▶ [Görevler]
A - Sınıf ve başarı konulu okuma metninde alıntılanan dizeler hangi şaire aittir?
B - Sınıf ve başarı konulu okuma metnini son cümlesinden sonra devam ettirin.

▶ [Okuma Metni]
<<<<
Ne varki düzey belirleme sınavları kimi zaman isabet etmez, kimi zaman isabet etse de sonucu biz kabullenmeyiz. Başarılı bir sınıfta olursak başarılı olacağımıza, aksi halde başarısızlığa sürükleneceğimize inanırız.
Haksız mıyız? Elbette değil. Sınıf önemli, ancak sınıf, her şey değil.
Büyük şair Melaye Ciziri, “Bir eylem ve eserin oluşması için bir fail(özne)gerek/ Eğer sen demirci değilsen demircinin ocağı ne işe yarar?” dizelerinde bu gerçeği vurguluyor.
Başarı öncelikle bize bağlı, biz olmadıktan sonra sınıf başarılı olmuş ne işe yarar?
Başarısız bir öğrenci, başarılı bir sınıfta ancak alay konusu olur.
Başarılı bir öğrenci de başarısız sınıfta çalım atıp dursa meddahlıktan başka ne iş görür.
Önce herşeyi yok sayarak başarının anahtarının elimizde olduğunu bileceğiz : İmkanlar, hocaların niteliği, sınıf düzeyi... Hiçbirini görmeyeceğiz. “Çalışırsam mutlaka başarılı olurum” diye inanacağız. Koşullarla zaman öldürmeden derslerimiz üzerinde yoğunlaşacağız.
>>>>
▶ [Verilen Bilgiler]
<<<<
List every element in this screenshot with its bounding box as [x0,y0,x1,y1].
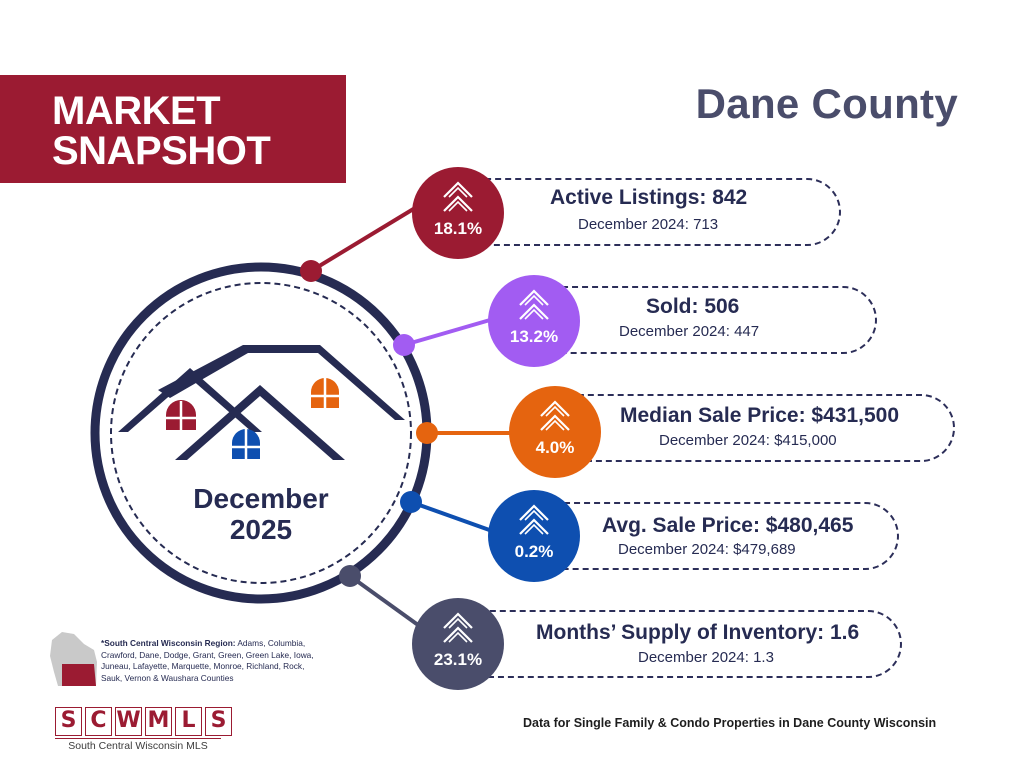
>>>>
▶ [Nihai Sonuçlar]
A - Melaye Ciziri

B -
Sınıfın düzeyi, başarının etkenlerinden sadece bir etkendir. Bu etkenin başarıdaki payı da alana göre değişiyor.
Sözel derslerde genellikle alan çok düşük bir paya sahiptir.
Tarih dersini biliyorsanız tarihin anlatıldığı bir sınıfta duyduklarınız bildiklerinizi pekiştirir. Bilmiyorsanız sınıfta anlatılanları öğrenmiş olursunuz.
Ama aynı şeyi matematik için söylemek mümkün değil:
Matematiği sınıftan daha iyi biliyorsanız öğretmenin sınıf için anlattıklarına engel olursunuz, onu peşinizde sürükler, sınıfa zarar verirsiniz. Aynı dersten sınıfın gerisindeyseniz kendisi ile anlamanız mümkün değil. Zeki ve çalışkan bir öğrenci olsaniz bile böyle bir sınıfta matematik dersinden verim alamazsınız.
Fen dersleri de matematik gibidir. Türkçe ise bir ara derstir, dil bilgisi konularında düzey önemliyken diğer konularda çok etkili değildir.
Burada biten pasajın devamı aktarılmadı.